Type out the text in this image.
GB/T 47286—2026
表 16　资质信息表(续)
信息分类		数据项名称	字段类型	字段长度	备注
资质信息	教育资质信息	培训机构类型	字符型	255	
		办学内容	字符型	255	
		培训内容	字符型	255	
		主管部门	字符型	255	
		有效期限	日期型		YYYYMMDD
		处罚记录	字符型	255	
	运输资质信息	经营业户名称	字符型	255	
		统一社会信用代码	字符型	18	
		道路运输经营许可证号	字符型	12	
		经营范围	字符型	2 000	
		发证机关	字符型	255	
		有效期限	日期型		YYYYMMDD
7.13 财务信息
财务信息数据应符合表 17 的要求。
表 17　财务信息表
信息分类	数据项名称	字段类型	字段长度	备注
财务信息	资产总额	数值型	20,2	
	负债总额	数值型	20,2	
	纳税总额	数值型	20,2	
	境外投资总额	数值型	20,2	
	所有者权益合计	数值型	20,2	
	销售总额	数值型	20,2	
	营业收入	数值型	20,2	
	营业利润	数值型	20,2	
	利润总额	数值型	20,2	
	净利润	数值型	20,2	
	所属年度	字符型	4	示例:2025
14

TASK DESCRIPTION -
All of the data must be returned exactly.

TASK RESULT -
Type out the text in this image.
GB/T 47286—2026
表 16　资质信息表(续)
信息分类		数据项名称	字段类型	字段长度	备注
资质信息	教育资质信息	培训机构类型	字符型	255	
		办学内容	字符型	255	
		培训内容	字符型	255	
		主管部门	字符型	255	
		有效期限	日期型		YYYYMMDD
		处罚记录	字符型	255	
	运输资质信息	经营业户名称	字符型	255	
		统一社会信用代码	字符型	18	
		道路运输经营许可证号	字符型	12	
		经营范围	字符型	2 000	
		发证机关	字符型	255	
		有效期限	日期型		YYYYMMDD
7.13 财务信息
财务信息数据应符合表 17 的要求。
表 17　财务信息表
信息分类	数据项名称	字段类型	字段长度	备注
财务信息	资产总额	数值型	20,2	
	负债总额	数值型	20,2	
	纳税总额	数值型	20,2	
	境外投资总额	数值型	20,2	
	所有者权益合计	数值型	20,2	
	销售总额	数值型	20,2	
	营业收入	数值型	20,2	
	营业利润	数值型	20,2	
	利润总额	数值型	20,2	
	净利润	数值型	20,2	
	所属年度	字符型	4	示例:2025
14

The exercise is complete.